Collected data
* Begin *

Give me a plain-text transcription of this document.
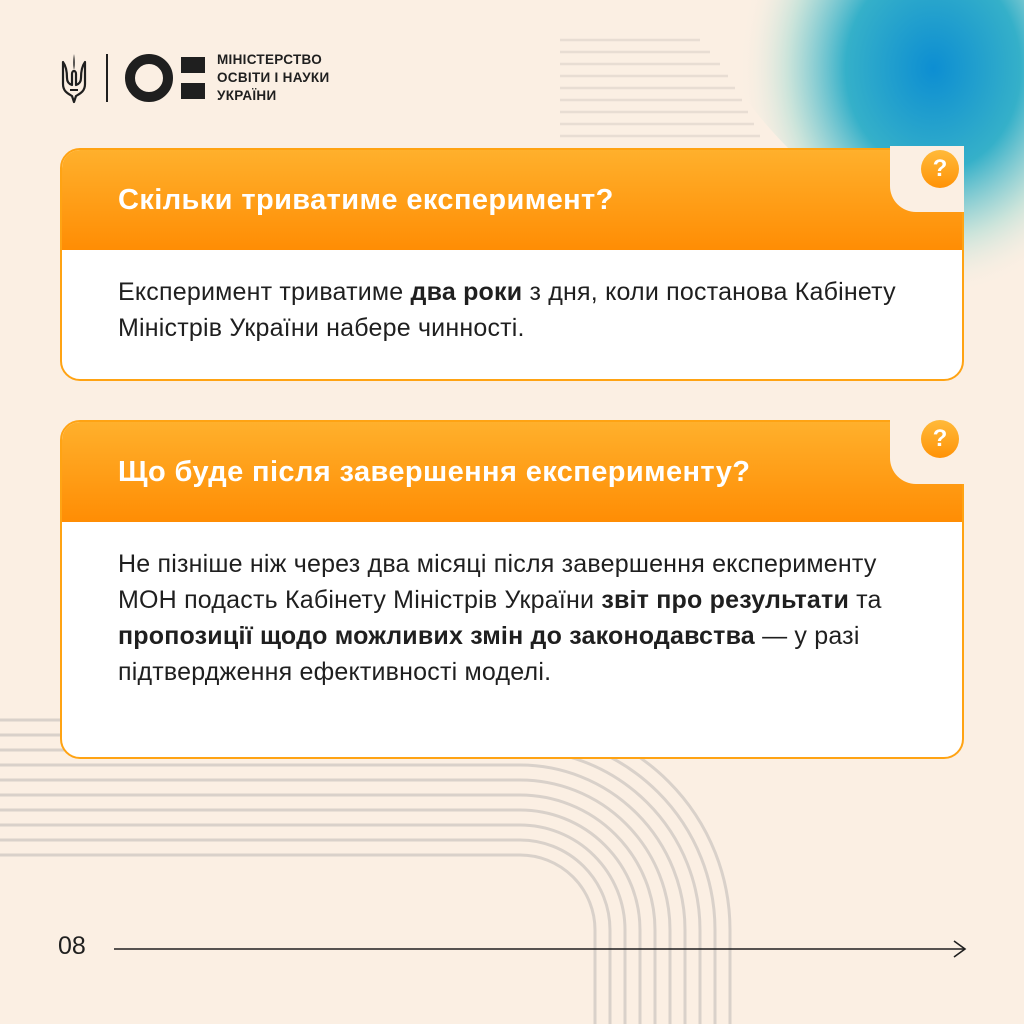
МІНІСТЕРСТВО
ОСВІТИ І НАУКИ
УКРАЇНИ
Скільки триватиме експеримент?
Експеримент триватиме два роки з дня, коли постанова Кабінету Міністрів України набере чинності.
?
Що буде після завершення експерименту?
Не пізніше ніж через два місяці після завершення експерименту МОН подасть Кабінету Міністрів України звіт про результати та пропозиції щодо можливих змін до законодавства — у разі підтвердження ефективності моделі.
?
08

* End *

## [REQUEST]
Copy out each line exactly, without the pictures.

## [REPLY TO THE EXERCISE]
Give me a plain-text transcription of this document.
МІНІСТЕРСТВО
ОСВІТИ І НАУКИ
УКРАЇНИ
Скільки триватиме експеримент?
Експеримент триватиме два роки з дня, коли постанова Кабінету Міністрів України набере чинності.
?
Що буде після завершення експерименту?
Не пізніше ніж через два місяці після завершення експерименту МОН подасть Кабінету Міністрів України звіт про результати та пропозиції щодо можливих змін до законодавства — у разі підтвердження ефективності моделі.
?
08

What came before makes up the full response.